+++ Dataset excerpts

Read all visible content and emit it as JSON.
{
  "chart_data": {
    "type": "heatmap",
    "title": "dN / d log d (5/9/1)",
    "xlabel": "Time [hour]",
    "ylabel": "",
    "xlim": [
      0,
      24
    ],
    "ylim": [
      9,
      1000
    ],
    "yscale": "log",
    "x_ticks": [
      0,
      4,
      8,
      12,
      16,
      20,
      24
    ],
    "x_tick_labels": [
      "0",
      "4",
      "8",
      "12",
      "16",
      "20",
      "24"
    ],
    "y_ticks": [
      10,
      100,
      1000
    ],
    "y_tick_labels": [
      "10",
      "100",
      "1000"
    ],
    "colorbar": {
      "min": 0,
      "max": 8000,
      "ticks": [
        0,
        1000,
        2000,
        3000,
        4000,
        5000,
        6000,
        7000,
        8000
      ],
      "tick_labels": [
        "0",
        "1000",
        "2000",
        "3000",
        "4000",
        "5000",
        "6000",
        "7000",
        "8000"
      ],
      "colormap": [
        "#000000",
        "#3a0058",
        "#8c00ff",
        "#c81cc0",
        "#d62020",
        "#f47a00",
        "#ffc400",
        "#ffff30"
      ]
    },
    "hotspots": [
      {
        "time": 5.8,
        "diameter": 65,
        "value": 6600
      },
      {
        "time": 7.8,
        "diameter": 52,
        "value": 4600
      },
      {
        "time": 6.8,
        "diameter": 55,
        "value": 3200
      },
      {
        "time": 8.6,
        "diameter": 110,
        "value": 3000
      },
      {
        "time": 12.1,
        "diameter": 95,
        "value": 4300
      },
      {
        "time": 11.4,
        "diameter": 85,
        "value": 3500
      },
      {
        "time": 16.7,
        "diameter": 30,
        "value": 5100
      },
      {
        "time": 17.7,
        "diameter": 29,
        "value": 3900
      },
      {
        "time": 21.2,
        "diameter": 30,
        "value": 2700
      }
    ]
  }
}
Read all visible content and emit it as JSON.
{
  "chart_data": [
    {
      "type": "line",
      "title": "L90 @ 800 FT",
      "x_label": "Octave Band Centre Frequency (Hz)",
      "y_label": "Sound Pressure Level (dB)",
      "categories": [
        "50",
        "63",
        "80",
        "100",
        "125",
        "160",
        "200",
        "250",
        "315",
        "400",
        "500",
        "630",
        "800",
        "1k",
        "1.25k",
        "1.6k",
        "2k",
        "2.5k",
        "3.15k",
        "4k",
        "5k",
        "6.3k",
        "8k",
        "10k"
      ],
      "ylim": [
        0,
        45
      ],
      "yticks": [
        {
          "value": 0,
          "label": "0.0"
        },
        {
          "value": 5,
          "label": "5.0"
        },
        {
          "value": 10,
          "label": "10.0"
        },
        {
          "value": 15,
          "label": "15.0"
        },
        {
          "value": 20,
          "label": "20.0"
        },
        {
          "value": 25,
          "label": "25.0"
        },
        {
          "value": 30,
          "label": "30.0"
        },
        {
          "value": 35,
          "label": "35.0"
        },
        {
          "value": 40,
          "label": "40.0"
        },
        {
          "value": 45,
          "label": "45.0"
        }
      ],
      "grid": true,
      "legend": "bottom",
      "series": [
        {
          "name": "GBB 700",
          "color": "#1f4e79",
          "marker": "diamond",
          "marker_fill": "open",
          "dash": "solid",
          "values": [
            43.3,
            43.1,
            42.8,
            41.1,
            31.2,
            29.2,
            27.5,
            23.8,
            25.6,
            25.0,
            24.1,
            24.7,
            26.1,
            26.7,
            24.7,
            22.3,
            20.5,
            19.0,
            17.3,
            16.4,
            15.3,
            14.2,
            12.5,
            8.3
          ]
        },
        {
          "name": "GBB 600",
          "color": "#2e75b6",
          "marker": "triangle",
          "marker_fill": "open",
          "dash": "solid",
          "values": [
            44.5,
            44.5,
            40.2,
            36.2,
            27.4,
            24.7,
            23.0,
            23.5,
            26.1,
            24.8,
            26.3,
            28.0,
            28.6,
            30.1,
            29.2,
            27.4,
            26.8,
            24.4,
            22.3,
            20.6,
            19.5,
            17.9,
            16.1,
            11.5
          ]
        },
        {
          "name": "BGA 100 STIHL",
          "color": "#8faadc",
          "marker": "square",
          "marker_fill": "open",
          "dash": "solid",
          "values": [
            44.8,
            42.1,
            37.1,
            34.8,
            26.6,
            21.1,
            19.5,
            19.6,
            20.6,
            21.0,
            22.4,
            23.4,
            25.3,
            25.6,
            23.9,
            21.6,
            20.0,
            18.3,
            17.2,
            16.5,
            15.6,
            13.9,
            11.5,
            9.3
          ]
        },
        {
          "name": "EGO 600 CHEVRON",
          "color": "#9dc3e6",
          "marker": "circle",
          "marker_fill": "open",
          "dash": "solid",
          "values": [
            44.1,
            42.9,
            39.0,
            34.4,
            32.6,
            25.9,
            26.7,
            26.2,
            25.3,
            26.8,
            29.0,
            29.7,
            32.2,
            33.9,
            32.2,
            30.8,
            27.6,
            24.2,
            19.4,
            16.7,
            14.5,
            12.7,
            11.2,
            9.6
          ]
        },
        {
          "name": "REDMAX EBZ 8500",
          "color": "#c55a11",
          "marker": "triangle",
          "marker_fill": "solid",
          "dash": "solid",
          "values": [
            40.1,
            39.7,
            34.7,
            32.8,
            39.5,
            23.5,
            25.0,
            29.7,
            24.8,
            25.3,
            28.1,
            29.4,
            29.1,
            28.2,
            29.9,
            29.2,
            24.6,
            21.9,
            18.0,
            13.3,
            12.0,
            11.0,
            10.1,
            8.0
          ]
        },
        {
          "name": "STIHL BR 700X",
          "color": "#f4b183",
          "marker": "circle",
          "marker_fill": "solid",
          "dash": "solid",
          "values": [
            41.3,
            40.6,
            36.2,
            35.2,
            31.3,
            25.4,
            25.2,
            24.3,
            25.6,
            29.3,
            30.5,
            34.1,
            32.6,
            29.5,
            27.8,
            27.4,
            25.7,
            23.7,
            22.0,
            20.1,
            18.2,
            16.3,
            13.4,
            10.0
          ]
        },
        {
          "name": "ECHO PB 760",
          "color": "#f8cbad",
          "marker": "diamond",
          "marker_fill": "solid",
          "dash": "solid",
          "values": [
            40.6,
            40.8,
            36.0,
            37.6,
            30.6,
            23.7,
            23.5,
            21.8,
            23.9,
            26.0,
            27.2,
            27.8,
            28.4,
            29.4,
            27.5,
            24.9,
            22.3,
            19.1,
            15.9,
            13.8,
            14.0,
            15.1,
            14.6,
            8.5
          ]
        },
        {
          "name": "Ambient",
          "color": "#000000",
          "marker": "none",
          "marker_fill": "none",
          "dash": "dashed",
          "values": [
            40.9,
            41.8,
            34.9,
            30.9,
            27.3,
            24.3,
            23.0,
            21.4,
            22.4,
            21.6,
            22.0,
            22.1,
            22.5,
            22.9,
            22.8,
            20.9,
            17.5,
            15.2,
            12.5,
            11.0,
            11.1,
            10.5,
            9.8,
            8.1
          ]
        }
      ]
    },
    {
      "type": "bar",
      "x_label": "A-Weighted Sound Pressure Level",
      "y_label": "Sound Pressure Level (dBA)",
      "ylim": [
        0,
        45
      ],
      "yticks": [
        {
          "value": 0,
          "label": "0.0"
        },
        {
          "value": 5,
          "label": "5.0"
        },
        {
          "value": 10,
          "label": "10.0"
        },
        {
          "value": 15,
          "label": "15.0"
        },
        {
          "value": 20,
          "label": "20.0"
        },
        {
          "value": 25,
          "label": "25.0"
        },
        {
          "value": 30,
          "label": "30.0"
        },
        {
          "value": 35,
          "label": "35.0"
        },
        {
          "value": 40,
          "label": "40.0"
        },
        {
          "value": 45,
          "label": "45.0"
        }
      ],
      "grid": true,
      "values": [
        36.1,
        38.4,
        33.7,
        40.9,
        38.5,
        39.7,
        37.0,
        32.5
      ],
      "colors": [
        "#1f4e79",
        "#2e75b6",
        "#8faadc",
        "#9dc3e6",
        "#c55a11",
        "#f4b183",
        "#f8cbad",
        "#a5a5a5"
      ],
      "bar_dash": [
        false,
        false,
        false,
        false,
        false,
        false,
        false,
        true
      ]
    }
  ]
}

++++++

- _What to do_
Pull every line containing "diameter" out of the data above.

- _Exercise answer_
        "diameter": 65,
        "diameter": 52,
        "diameter": 55,
        "diameter": 110,
        "diameter": 95,
        "diameter": 85,
        "diameter": 30,
        "diameter": 29,
        "diameter": 30,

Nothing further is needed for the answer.